>> Start RAW DATA

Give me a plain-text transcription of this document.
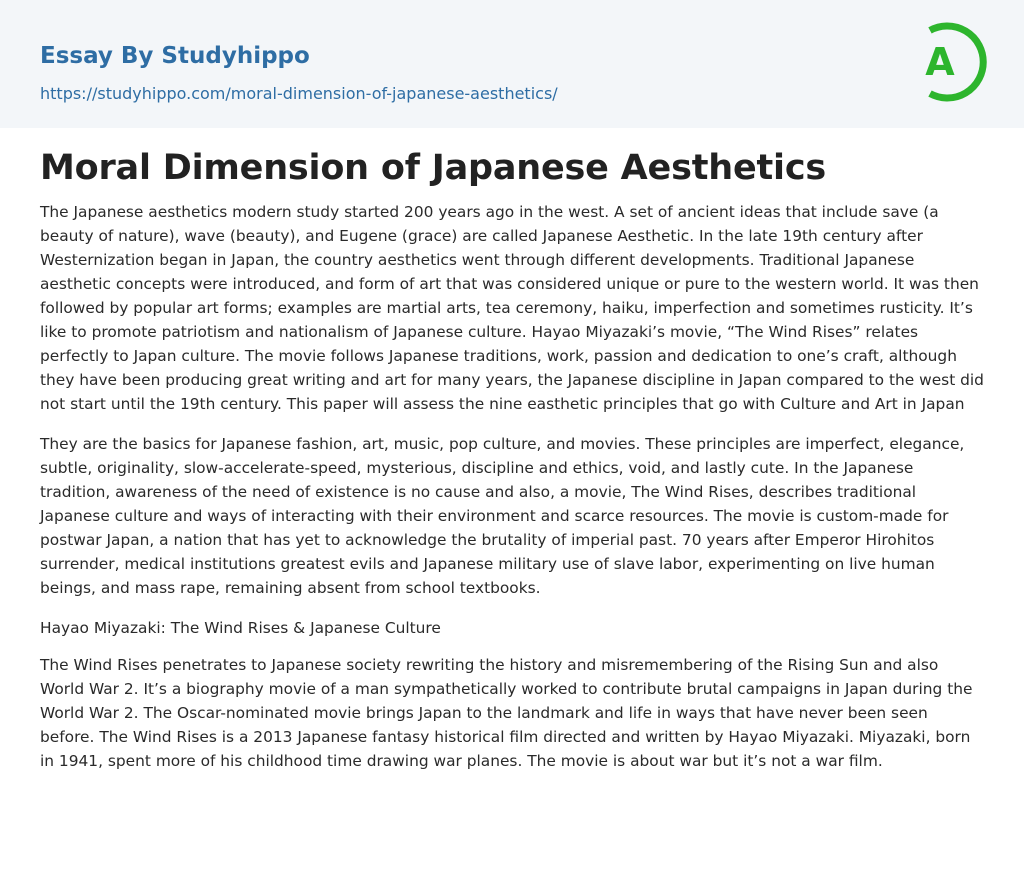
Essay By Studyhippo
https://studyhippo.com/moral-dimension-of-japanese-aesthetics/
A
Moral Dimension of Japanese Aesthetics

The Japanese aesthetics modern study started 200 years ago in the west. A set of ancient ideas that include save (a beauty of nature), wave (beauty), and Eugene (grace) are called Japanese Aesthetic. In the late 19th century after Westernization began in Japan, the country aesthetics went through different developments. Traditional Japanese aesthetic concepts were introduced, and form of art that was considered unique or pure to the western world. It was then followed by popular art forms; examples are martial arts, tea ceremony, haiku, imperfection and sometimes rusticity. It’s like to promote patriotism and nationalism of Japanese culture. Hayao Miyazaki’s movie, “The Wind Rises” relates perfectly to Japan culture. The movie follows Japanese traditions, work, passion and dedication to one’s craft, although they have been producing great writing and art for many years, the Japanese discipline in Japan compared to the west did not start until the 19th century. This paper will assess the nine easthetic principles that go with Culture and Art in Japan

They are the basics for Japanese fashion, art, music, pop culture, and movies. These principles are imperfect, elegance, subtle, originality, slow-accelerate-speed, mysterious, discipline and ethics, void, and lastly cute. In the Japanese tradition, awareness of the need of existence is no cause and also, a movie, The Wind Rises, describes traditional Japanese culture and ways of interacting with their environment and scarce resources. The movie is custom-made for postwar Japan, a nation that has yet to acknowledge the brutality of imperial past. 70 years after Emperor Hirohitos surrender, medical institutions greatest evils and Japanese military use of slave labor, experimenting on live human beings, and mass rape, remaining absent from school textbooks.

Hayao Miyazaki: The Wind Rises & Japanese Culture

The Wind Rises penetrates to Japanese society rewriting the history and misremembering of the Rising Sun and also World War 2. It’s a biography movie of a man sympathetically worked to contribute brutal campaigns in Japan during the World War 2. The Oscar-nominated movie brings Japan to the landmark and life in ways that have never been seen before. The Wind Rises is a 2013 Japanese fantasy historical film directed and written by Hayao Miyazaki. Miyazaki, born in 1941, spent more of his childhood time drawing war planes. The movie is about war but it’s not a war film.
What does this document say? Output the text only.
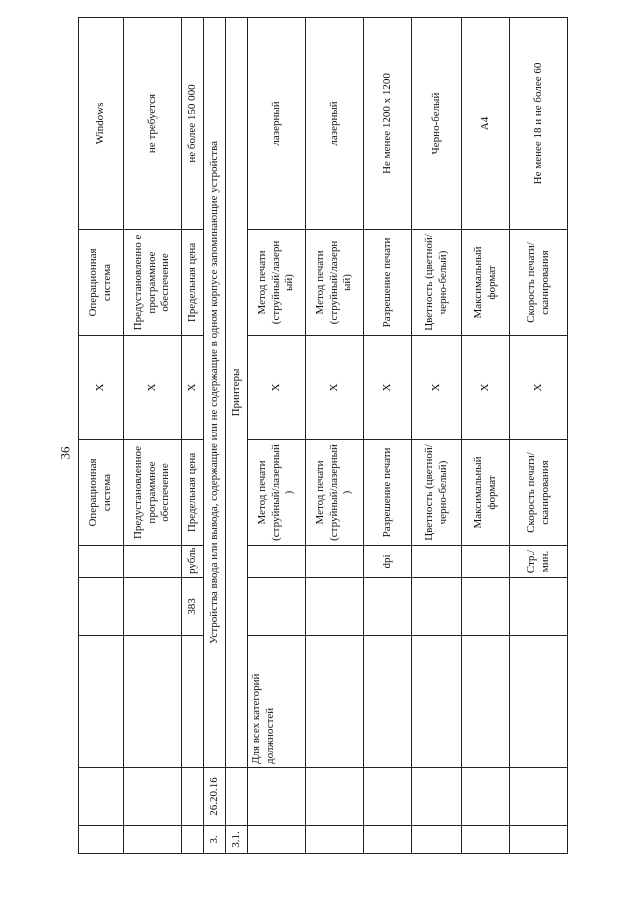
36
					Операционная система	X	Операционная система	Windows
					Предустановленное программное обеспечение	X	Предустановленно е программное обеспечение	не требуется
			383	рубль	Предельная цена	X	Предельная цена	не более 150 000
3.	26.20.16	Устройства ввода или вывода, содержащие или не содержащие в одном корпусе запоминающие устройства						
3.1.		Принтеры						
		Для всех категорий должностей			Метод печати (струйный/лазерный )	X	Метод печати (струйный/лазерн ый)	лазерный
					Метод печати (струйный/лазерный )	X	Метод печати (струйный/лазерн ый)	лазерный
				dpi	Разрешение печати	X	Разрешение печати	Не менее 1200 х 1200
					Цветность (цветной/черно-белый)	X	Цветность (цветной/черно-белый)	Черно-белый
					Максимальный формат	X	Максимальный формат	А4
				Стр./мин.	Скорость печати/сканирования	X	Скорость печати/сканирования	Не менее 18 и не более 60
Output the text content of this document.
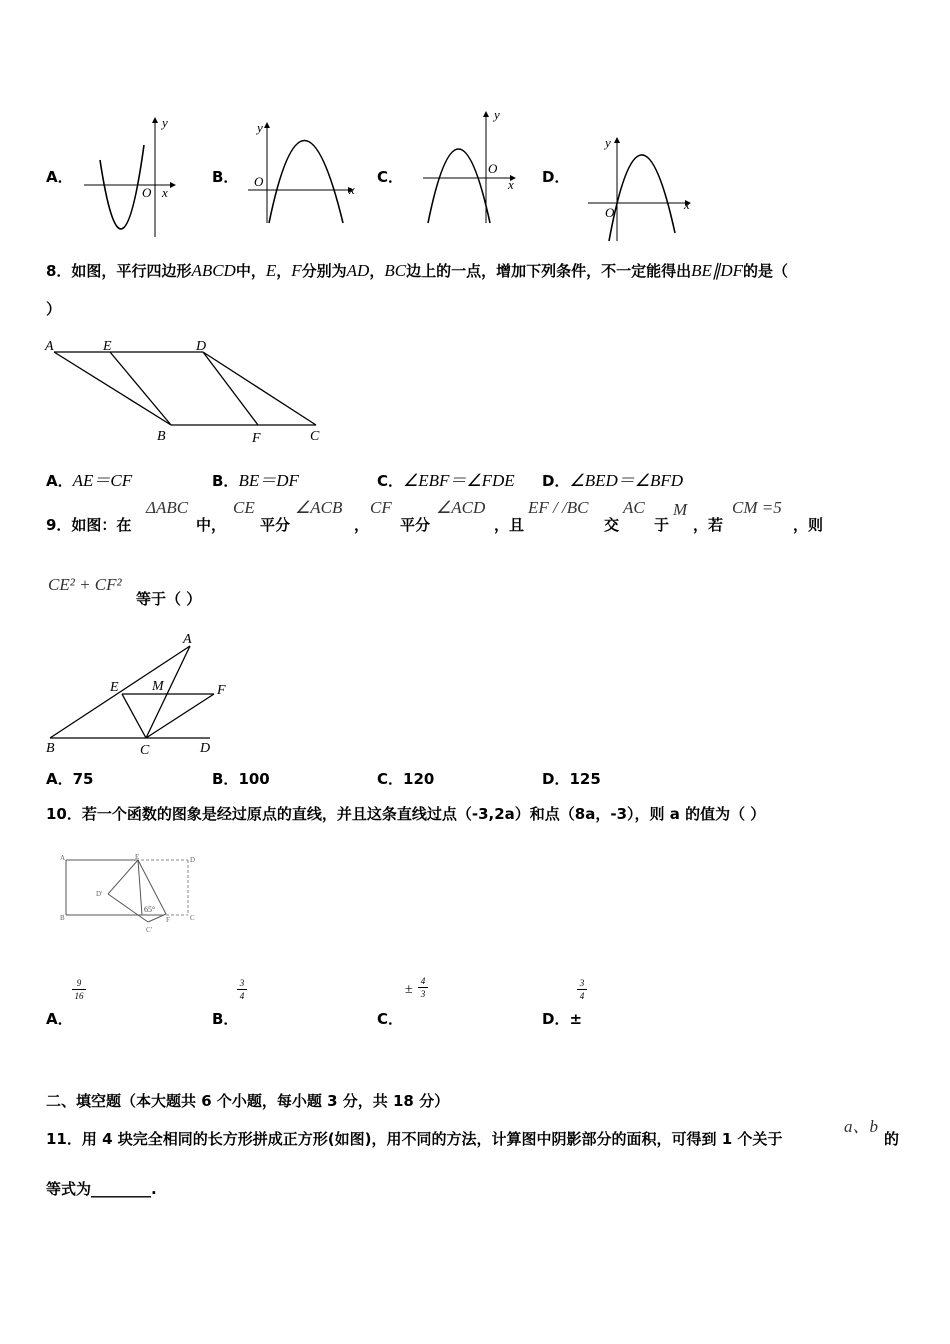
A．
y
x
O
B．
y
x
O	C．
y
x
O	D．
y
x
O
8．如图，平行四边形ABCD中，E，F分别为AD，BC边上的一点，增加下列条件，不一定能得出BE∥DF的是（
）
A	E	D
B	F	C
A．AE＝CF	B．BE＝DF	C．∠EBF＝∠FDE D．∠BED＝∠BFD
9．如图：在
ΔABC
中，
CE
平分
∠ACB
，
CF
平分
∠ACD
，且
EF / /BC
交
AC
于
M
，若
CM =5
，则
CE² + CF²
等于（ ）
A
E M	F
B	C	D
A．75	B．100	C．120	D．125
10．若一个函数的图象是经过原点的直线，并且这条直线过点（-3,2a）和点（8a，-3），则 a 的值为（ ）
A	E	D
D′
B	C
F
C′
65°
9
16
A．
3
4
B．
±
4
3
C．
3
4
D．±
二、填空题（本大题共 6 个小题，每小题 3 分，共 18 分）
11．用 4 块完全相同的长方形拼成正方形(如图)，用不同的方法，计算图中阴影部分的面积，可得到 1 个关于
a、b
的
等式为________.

>> End RAW DATA

Print the full listing exactly, dropping the pictures.

WRITTEN RESPONSE:
Give me a plain-text transcription of this document.
Essay By Studyhippo
https://studyhippo.com/moral-dimension-of-japanese-aesthetics/
A
Moral Dimension of Japanese Aesthetics

The Japanese aesthetics modern study started 200 years ago in the west. A set of ancient ideas that include save (a beauty of nature), wave (beauty), and Eugene (grace) are called Japanese Aesthetic. In the late 19th century after Westernization began in Japan, the country aesthetics went through different developments. Traditional Japanese aesthetic concepts were introduced, and form of art that was considered unique or pure to the western world. It was then followed by popular art forms; examples are martial arts, tea ceremony, haiku, imperfection and sometimes rusticity. It’s like to promote patriotism and nationalism of Japanese culture. Hayao Miyazaki’s movie, “The Wind Rises” relates perfectly to Japan culture. The movie follows Japanese traditions, work, passion and dedication to one’s craft, although they have been producing great writing and art for many years, the Japanese discipline in Japan compared to the west did not start until the 19th century. This paper will assess the nine easthetic principles that go with Culture and Art in Japan

They are the basics for Japanese fashion, art, music, pop culture, and movies. These principles are imperfect, elegance, subtle, originality, slow-accelerate-speed, mysterious, discipline and ethics, void, and lastly cute. In the Japanese tradition, awareness of the need of existence is no cause and also, a movie, The Wind Rises, describes traditional Japanese culture and ways of interacting with their environment and scarce resources. The movie is custom-made for postwar Japan, a nation that has yet to acknowledge the brutality of imperial past. 70 years after Emperor Hirohitos surrender, medical institutions greatest evils and Japanese military use of slave labor, experimenting on live human beings, and mass rape, remaining absent from school textbooks.

Hayao Miyazaki: The Wind Rises & Japanese Culture

The Wind Rises penetrates to Japanese society rewriting the history and misremembering of the Rising Sun and also World War 2. It’s a biography movie of a man sympathetically worked to contribute brutal campaigns in Japan during the World War 2. The Oscar-nominated movie brings Japan to the landmark and life in ways that have never been seen before. The Wind Rises is a 2013 Japanese fantasy historical film directed and written by Hayao Miyazaki. Miyazaki, born in 1941, spent more of his childhood time drawing war planes. The movie is about war but it’s not a war film.
What does this document say? Output the text only.
36
					Операционная система	X	Операционная система	Windows
					Предустановленное программное обеспечение	X	Предустановленно е программное обеспечение	не требуется
			383	рубль	Предельная цена	X	Предельная цена	не более 150 000
3.	26.20.16	Устройства ввода или вывода, содержащие или не содержащие в одном корпусе запоминающие устройства						
3.1.		Принтеры						
		Для всех категорий должностей			Метод печати (струйный/лазерный )	X	Метод печати (струйный/лазерн ый)	лазерный
					Метод печати (струйный/лазерный )	X	Метод печати (струйный/лазерн ый)	лазерный
				dpi	Разрешение печати	X	Разрешение печати	Не менее 1200 х 1200
					Цветность (цветной/черно-белый)	X	Цветность (цветной/черно-белый)	Черно-белый
					Максимальный формат	X	Максимальный формат	А4
				Стр./мин.	Скорость печати/сканирования	X	Скорость печати/сканирования	Не менее 18 и не более 60
Output the text content of this document.
A．
y
x
O
B．
y
x
O	C．
y
x
O	D．
y
x
O
8．如图，平行四边形ABCD中，E，F分别为AD，BC边上的一点，增加下列条件，不一定能得出BE∥DF的是（
）
A	E	D
B	F	C
A．AE＝CF	B．BE＝DF	C．∠EBF＝∠FDE D．∠BED＝∠BFD
9．如图：在
ΔABC
中，
CE
平分
∠ACB
，
CF
平分
∠ACD
，且
EF / /BC
交
AC
于
M
，若
CM =5
，则
CE² + CF²
等于（ ）
A
E M	F
B	C	D
A．75	B．100	C．120	D．125
10．若一个函数的图象是经过原点的直线，并且这条直线过点（-3,2a）和点（8a，-3），则 a 的值为（ ）
A	E	D
D′
B	C
F
C′
65°
9
16
A．
3
4
B．
±
4
3
C．
3
4
D．±
二、填空题（本大题共 6 个小题，每小题 3 分，共 18 分）
11．用 4 块完全相同的长方形拼成正方形(如图)，用不同的方法，计算图中阴影部分的面积，可得到 1 个关于
a、b
的
等式为________.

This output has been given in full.